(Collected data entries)
_ _ _

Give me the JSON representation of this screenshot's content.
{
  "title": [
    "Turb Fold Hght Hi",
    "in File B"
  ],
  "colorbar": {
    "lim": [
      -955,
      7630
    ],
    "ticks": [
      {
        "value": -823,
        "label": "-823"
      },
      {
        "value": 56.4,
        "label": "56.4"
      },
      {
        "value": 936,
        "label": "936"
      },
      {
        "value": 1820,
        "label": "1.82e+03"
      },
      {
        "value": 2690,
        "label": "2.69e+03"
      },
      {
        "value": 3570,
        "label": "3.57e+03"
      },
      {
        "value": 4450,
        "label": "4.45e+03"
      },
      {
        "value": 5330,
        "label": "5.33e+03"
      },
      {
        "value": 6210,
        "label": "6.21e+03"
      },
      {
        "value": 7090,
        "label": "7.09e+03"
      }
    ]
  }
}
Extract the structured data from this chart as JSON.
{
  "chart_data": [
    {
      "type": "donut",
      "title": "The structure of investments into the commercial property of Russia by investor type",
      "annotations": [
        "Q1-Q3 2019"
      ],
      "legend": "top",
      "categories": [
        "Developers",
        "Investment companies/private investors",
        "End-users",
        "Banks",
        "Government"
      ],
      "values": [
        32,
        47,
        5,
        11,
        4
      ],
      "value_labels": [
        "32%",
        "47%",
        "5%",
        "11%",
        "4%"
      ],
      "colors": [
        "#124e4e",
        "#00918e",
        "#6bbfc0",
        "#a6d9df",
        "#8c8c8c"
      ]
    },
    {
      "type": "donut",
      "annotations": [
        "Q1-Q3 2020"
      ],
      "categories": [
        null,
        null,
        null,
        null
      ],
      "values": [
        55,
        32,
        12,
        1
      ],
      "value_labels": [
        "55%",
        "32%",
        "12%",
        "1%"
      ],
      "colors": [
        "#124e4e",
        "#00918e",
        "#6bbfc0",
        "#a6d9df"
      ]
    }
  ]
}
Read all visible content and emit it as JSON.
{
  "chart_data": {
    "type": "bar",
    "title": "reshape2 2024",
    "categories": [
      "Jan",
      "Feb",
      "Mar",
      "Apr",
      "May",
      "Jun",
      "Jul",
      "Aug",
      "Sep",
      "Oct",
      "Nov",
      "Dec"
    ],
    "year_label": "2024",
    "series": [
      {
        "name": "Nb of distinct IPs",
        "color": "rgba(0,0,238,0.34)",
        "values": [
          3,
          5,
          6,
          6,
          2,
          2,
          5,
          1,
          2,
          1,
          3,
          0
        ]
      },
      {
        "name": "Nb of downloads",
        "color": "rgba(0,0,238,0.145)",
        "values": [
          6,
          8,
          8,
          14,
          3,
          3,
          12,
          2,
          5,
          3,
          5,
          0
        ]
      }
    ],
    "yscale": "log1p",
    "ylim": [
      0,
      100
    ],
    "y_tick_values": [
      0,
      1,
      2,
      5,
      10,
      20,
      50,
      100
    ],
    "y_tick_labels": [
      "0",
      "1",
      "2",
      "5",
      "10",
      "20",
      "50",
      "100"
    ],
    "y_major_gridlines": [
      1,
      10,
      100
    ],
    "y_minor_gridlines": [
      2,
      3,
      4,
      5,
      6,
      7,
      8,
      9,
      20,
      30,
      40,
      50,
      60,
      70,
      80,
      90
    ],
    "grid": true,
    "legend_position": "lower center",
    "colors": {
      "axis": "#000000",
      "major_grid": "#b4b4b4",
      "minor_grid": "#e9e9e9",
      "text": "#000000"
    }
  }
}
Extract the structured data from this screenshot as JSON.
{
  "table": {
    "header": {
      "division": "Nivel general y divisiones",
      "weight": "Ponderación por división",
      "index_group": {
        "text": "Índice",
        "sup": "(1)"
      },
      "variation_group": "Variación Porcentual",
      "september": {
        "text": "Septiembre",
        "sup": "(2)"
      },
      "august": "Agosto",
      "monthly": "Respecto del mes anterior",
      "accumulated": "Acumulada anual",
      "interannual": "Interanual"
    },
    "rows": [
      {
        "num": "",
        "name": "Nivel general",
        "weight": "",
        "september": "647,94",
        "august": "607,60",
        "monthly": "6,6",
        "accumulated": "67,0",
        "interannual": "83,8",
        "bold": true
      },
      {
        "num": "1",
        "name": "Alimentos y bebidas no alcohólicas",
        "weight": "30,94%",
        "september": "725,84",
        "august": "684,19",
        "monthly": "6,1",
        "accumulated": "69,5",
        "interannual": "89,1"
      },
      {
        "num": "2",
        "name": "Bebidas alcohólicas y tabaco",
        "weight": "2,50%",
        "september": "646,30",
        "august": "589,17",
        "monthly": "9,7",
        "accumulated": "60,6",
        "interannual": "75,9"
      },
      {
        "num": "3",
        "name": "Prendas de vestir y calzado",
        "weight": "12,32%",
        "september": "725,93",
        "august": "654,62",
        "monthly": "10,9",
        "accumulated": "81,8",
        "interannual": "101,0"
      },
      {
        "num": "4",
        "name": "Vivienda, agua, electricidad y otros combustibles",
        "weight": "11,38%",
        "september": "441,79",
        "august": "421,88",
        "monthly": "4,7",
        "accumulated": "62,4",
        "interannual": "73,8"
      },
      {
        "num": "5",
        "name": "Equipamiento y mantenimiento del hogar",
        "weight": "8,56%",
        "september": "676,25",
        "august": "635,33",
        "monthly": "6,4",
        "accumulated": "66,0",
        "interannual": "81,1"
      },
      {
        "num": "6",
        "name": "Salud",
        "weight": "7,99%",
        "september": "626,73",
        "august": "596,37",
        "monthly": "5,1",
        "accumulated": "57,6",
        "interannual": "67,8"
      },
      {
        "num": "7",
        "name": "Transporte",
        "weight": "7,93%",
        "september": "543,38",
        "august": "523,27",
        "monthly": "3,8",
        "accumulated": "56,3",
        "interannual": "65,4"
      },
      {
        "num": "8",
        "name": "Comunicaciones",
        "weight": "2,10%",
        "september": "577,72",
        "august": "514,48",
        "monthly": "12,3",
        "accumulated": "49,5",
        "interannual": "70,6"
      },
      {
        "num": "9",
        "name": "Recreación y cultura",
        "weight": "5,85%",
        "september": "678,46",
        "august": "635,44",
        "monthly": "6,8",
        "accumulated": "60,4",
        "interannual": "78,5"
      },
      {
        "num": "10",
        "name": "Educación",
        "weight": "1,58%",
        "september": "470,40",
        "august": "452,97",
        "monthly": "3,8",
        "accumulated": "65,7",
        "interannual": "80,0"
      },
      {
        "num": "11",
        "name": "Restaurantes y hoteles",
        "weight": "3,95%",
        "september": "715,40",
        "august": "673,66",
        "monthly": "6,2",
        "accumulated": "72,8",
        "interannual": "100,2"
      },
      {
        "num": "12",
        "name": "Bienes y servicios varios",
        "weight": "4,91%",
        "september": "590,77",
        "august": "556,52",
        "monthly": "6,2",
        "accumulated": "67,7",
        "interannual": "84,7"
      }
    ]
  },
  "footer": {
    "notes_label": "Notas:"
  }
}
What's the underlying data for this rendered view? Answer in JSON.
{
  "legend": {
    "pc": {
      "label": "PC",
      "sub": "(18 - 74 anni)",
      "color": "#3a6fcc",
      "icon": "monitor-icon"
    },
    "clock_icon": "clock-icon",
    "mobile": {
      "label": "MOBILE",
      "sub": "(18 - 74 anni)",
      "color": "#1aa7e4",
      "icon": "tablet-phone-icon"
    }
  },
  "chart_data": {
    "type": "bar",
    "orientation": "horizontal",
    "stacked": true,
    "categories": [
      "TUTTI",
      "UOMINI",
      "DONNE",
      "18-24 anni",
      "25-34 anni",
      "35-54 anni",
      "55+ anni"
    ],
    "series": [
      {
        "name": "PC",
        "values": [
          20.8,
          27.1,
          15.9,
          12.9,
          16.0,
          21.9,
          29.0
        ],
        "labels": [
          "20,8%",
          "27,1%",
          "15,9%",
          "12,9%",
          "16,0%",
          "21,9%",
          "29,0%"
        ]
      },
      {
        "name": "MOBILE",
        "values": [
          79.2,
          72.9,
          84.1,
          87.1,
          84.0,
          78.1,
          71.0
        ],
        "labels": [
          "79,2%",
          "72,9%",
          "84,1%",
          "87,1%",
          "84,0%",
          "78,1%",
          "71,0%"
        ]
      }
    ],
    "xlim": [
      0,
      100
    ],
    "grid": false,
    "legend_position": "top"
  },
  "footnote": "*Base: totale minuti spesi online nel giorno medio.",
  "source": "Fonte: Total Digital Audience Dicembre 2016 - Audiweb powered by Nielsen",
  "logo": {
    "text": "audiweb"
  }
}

_ _ _

Filter the entries down to the lines containing "anni". Copy each of those lines.

- **Result of the task**
      "sub": "(18 - 74 anni)",
      "sub": "(18 - 74 anni)",
      "18-24 anni",
      "25-34 anni",
      "35-54 anni",
      "55+ anni"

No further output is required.